● Written exercise: In full and without alteration, repeat the material.

Data records
..............................

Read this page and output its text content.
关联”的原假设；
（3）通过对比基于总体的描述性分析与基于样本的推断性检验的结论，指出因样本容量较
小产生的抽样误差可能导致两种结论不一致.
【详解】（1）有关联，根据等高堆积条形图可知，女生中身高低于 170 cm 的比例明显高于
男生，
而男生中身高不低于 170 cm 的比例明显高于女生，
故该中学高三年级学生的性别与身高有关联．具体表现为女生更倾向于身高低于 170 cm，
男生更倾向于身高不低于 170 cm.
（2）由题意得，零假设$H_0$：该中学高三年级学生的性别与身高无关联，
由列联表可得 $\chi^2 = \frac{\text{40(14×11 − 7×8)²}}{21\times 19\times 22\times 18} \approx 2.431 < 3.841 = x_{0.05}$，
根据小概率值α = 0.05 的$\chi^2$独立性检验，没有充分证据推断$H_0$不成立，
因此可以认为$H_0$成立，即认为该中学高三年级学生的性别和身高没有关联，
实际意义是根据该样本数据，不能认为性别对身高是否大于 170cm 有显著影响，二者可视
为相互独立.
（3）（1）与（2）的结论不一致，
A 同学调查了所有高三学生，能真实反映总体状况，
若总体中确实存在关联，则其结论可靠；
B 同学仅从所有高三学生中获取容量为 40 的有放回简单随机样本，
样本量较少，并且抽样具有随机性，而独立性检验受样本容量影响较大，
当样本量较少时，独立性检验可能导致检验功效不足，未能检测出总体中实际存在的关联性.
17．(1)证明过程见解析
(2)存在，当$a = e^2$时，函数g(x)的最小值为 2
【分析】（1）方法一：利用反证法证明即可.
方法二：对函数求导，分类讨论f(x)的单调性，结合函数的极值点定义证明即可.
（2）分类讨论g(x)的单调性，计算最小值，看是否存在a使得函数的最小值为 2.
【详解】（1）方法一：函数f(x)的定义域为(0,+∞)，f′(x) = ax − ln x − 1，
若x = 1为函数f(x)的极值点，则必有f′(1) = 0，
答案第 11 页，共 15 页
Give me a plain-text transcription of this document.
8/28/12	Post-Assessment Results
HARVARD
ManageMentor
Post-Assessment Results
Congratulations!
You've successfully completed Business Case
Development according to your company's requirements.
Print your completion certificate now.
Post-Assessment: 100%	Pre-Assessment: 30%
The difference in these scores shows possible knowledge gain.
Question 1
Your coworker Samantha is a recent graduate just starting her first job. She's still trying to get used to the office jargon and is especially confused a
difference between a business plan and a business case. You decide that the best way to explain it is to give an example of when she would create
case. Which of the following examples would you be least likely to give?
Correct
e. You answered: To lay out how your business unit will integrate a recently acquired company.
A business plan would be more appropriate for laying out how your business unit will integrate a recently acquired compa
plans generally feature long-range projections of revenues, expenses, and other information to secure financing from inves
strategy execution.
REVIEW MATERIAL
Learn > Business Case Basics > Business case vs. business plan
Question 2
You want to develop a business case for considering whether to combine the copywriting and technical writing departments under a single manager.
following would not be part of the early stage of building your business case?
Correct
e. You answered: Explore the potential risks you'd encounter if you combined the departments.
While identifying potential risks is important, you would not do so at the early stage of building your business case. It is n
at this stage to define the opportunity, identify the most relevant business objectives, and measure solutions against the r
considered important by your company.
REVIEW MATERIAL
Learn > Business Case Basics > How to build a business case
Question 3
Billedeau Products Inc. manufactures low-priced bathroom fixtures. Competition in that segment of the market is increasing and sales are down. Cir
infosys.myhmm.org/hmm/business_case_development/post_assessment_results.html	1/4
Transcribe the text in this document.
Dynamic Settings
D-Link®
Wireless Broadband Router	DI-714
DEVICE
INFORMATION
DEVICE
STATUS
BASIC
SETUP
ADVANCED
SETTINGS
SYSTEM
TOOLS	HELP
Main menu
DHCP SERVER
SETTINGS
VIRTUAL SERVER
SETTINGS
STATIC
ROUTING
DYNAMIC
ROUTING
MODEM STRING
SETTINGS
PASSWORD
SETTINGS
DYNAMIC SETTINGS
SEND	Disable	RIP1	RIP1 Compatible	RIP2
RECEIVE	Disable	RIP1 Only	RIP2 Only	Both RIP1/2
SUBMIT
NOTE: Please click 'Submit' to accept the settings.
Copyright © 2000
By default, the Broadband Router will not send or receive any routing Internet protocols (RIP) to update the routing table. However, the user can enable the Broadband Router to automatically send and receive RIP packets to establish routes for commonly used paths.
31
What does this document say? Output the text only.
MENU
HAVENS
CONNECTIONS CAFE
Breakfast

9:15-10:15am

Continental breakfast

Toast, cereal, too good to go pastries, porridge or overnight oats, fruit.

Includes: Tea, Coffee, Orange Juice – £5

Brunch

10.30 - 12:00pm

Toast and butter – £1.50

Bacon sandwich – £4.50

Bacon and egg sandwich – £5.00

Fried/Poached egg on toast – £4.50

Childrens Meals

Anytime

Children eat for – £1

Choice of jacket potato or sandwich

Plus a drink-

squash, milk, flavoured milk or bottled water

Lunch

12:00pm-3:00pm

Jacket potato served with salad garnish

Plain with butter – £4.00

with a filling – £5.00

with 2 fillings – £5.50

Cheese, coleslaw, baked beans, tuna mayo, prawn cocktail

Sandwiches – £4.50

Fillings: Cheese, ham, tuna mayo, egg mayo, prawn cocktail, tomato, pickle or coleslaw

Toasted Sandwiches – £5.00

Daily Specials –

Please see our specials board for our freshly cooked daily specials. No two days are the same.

..............................

● Full output:
Read this page and output its text content.
关联”的原假设；
（3）通过对比基于总体的描述性分析与基于样本的推断性检验的结论，指出因样本容量较
小产生的抽样误差可能导致两种结论不一致.
【详解】（1）有关联，根据等高堆积条形图可知，女生中身高低于 170 cm 的比例明显高于
男生，
而男生中身高不低于 170 cm 的比例明显高于女生，
故该中学高三年级学生的性别与身高有关联．具体表现为女生更倾向于身高低于 170 cm，
男生更倾向于身高不低于 170 cm.
（2）由题意得，零假设$H_0$：该中学高三年级学生的性别与身高无关联，
由列联表可得 $\chi^2 = \frac{\text{40(14×11 − 7×8)²}}{21\times 19\times 22\times 18} \approx 2.431 < 3.841 = x_{0.05}$，
根据小概率值α = 0.05 的$\chi^2$独立性检验，没有充分证据推断$H_0$不成立，
因此可以认为$H_0$成立，即认为该中学高三年级学生的性别和身高没有关联，
实际意义是根据该样本数据，不能认为性别对身高是否大于 170cm 有显著影响，二者可视
为相互独立.
（3）（1）与（2）的结论不一致，
A 同学调查了所有高三学生，能真实反映总体状况，
若总体中确实存在关联，则其结论可靠；
B 同学仅从所有高三学生中获取容量为 40 的有放回简单随机样本，
样本量较少，并且抽样具有随机性，而独立性检验受样本容量影响较大，
当样本量较少时，独立性检验可能导致检验功效不足，未能检测出总体中实际存在的关联性.
17．(1)证明过程见解析
(2)存在，当$a = e^2$时，函数g(x)的最小值为 2
【分析】（1）方法一：利用反证法证明即可.
方法二：对函数求导，分类讨论f(x)的单调性，结合函数的极值点定义证明即可.
（2）分类讨论g(x)的单调性，计算最小值，看是否存在a使得函数的最小值为 2.
【详解】（1）方法一：函数f(x)的定义域为(0,+∞)，f′(x) = ax − ln x − 1，
若x = 1为函数f(x)的极值点，则必有f′(1) = 0，
答案第 11 页，共 15 页
Give me a plain-text transcription of this document.
8/28/12	Post-Assessment Results
HARVARD
ManageMentor
Post-Assessment Results
Congratulations!
You've successfully completed Business Case
Development according to your company's requirements.
Print your completion certificate now.
Post-Assessment: 100%	Pre-Assessment: 30%
The difference in these scores shows possible knowledge gain.
Question 1
Your coworker Samantha is a recent graduate just starting her first job. She's still trying to get used to the office jargon and is especially confused a
difference between a business plan and a business case. You decide that the best way to explain it is to give an example of when she would create
case. Which of the following examples would you be least likely to give?
Correct
e. You answered: To lay out how your business unit will integrate a recently acquired company.
A business plan would be more appropriate for laying out how your business unit will integrate a recently acquired compa
plans generally feature long-range projections of revenues, expenses, and other information to secure financing from inves
strategy execution.
REVIEW MATERIAL
Learn > Business Case Basics > Business case vs. business plan
Question 2
You want to develop a business case for considering whether to combine the copywriting and technical writing departments under a single manager.
following would not be part of the early stage of building your business case?
Correct
e. You answered: Explore the potential risks you'd encounter if you combined the departments.
While identifying potential risks is important, you would not do so at the early stage of building your business case. It is n
at this stage to define the opportunity, identify the most relevant business objectives, and measure solutions against the r
considered important by your company.
REVIEW MATERIAL
Learn > Business Case Basics > How to build a business case
Question 3
Billedeau Products Inc. manufactures low-priced bathroom fixtures. Competition in that segment of the market is increasing and sales are down. Cir
infosys.myhmm.org/hmm/business_case_development/post_assessment_results.html	1/4
Transcribe the text in this document.
Dynamic Settings
D-Link®
Wireless Broadband Router	DI-714
DEVICE
INFORMATION
DEVICE
STATUS
BASIC
SETUP
ADVANCED
SETTINGS
SYSTEM
TOOLS	HELP
Main menu
DHCP SERVER
SETTINGS
VIRTUAL SERVER
SETTINGS
STATIC
ROUTING
DYNAMIC
ROUTING
MODEM STRING
SETTINGS
PASSWORD
SETTINGS
DYNAMIC SETTINGS
SEND	Disable	RIP1	RIP1 Compatible	RIP2
RECEIVE	Disable	RIP1 Only	RIP2 Only	Both RIP1/2
SUBMIT
NOTE: Please click 'Submit' to accept the settings.
Copyright © 2000
By default, the Broadband Router will not send or receive any routing Internet protocols (RIP) to update the routing table. However, the user can enable the Broadband Router to automatically send and receive RIP packets to establish routes for commonly used paths.
31
What does this document say? Output the text only.
MENU
HAVENS
CONNECTIONS CAFE
Breakfast

9:15-10:15am

Continental breakfast

Toast, cereal, too good to go pastries, porridge or overnight oats, fruit.

Includes: Tea, Coffee, Orange Juice – £5

Brunch

10.30 - 12:00pm

Toast and butter – £1.50

Bacon sandwich – £4.50

Bacon and egg sandwich – £5.00

Fried/Poached egg on toast – £4.50

Childrens Meals

Anytime

Children eat for – £1

Choice of jacket potato or sandwich

Plus a drink-

squash, milk, flavoured milk or bottled water

Lunch

12:00pm-3:00pm

Jacket potato served with salad garnish

Plain with butter – £4.00

with a filling – £5.00

with 2 fillings – £5.50

Cheese, coleslaw, baked beans, tuna mayo, prawn cocktail

Sandwiches – £4.50

Fillings: Cheese, ham, tuna mayo, egg mayo, prawn cocktail, tomato, pickle or coleslaw

Toasted Sandwiches – £5.00

Daily Specials –

Please see our specials board for our freshly cooked daily specials. No two days are the same.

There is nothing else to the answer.